Supplied entries:
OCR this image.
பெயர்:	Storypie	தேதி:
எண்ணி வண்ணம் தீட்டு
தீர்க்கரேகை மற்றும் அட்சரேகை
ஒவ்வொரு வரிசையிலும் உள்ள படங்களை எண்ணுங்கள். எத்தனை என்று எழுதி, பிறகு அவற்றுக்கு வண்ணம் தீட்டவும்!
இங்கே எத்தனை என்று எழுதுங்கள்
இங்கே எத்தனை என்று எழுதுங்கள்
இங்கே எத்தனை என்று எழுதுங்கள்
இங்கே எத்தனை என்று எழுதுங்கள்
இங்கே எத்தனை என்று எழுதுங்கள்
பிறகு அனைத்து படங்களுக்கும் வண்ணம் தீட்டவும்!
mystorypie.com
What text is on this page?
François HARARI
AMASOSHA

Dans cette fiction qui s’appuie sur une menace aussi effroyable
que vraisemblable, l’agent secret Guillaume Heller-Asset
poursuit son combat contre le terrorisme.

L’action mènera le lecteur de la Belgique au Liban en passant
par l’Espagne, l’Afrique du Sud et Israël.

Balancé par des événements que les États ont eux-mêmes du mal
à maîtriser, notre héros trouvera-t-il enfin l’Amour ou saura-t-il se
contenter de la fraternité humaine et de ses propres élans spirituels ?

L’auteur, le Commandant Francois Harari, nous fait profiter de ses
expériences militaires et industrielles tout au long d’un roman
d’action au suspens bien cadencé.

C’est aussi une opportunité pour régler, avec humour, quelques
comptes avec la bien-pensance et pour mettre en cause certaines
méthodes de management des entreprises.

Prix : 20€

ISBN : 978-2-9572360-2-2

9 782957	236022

Your objective: Recopy all the lines exactly as they appear.

Solved exercise:
OCR this image.
பெயர்:	Storypie	தேதி:
எண்ணி வண்ணம் தீட்டு
தீர்க்கரேகை மற்றும் அட்சரேகை
ஒவ்வொரு வரிசையிலும் உள்ள படங்களை எண்ணுங்கள். எத்தனை என்று எழுதி, பிறகு அவற்றுக்கு வண்ணம் தீட்டவும்!
இங்கே எத்தனை என்று எழுதுங்கள்
இங்கே எத்தனை என்று எழுதுங்கள்
இங்கே எத்தனை என்று எழுதுங்கள்
இங்கே எத்தனை என்று எழுதுங்கள்
இங்கே எத்தனை என்று எழுதுங்கள்
பிறகு அனைத்து படங்களுக்கும் வண்ணம் தீட்டவும்!
mystorypie.com
What text is on this page?
François HARARI
AMASOSHA

Dans cette fiction qui s’appuie sur une menace aussi effroyable
que vraisemblable, l’agent secret Guillaume Heller-Asset
poursuit son combat contre le terrorisme.

L’action mènera le lecteur de la Belgique au Liban en passant
par l’Espagne, l’Afrique du Sud et Israël.

Balancé par des événements que les États ont eux-mêmes du mal
à maîtriser, notre héros trouvera-t-il enfin l’Amour ou saura-t-il se
contenter de la fraternité humaine et de ses propres élans spirituels ?

L’auteur, le Commandant Francois Harari, nous fait profiter de ses
expériences militaires et industrielles tout au long d’un roman
d’action au suspens bien cadencé.

C’est aussi une opportunité pour régler, avec humour, quelques
comptes avec la bien-pensance et pour mettre en cause certaines
méthodes de management des entreprises.

Prix : 20€

ISBN : 978-2-9572360-2-2

9 782957	236022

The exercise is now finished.